Starting family traditions can be a bit tricky. It’s important that you are committed to doing the same things year after year for each tradition. Some kids will let you change things, but many want traditions to be safe, comfortable and exactly the same! (Take notes if you are forgetful. Trust me. They will remember even the smallest details!)

Task instructions:
A. In the passage on starting family traditions, what do many kids want traditions to be?
B. Carry on the passage about starting family traditions from its last sentence.
The items aren't needed for anything here.

[Document layout analysis data]
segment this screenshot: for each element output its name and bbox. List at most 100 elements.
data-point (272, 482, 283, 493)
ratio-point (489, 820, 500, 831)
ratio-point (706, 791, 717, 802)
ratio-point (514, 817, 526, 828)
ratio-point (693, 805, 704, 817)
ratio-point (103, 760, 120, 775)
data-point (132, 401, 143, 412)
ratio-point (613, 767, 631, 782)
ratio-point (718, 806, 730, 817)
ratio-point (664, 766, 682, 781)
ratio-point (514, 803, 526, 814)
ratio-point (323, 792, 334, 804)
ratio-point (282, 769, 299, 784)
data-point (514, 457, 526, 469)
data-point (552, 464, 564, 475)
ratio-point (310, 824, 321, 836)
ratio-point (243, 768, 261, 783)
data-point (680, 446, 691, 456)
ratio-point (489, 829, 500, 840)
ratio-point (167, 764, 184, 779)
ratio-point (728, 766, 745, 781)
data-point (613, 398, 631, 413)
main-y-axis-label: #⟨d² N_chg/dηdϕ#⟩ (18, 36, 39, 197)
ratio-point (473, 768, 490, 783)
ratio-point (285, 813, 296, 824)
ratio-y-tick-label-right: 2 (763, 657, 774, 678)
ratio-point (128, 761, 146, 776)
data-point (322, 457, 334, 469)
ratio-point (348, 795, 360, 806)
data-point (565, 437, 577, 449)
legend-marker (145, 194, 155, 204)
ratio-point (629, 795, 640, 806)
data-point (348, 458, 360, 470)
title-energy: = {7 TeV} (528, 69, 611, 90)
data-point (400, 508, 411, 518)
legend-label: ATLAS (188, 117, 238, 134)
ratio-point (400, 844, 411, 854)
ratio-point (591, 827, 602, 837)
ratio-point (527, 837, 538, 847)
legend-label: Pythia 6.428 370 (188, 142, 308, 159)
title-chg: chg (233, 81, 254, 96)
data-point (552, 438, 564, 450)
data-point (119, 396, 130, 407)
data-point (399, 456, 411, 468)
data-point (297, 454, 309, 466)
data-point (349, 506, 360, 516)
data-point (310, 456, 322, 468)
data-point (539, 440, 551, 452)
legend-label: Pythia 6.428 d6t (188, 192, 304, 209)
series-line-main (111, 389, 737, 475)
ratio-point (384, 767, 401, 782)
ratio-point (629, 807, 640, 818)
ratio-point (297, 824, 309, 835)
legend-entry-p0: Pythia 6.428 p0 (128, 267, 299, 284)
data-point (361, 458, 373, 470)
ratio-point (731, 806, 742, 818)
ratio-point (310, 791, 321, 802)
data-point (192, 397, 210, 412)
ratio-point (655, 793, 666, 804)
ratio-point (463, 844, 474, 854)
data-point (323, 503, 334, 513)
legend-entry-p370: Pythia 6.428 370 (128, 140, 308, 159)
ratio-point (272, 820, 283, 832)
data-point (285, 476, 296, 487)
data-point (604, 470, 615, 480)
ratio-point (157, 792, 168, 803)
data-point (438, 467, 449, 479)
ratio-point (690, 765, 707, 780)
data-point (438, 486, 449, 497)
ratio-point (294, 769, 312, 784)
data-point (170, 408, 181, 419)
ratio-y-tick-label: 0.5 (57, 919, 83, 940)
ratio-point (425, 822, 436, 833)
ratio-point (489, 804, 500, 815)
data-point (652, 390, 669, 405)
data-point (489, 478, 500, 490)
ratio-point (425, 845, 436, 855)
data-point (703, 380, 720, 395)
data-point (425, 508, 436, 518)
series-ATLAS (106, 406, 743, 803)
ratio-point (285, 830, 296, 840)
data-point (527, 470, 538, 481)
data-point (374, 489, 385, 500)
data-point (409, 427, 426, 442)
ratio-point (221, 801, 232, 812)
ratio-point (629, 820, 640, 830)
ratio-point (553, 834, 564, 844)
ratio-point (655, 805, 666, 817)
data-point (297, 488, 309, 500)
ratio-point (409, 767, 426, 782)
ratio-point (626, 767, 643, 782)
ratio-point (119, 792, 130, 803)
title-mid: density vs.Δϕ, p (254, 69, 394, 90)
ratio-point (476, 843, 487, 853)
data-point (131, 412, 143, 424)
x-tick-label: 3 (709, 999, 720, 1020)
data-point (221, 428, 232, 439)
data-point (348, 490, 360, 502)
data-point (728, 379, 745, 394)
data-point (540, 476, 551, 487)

Your written answers:
A. Safe, comfortable and exactly the same.

B.
If a tradition doesn’t work, it’s okay. Try something different. Include things your family enjoys doing together. Find times when everyone can set aside a day or an evening for the tradition. Remember, traditions are as much about your family spending quality time together as they are about whatever you are celebrating. It’s a great way to create strong, positive memories of your family and your relationship with God.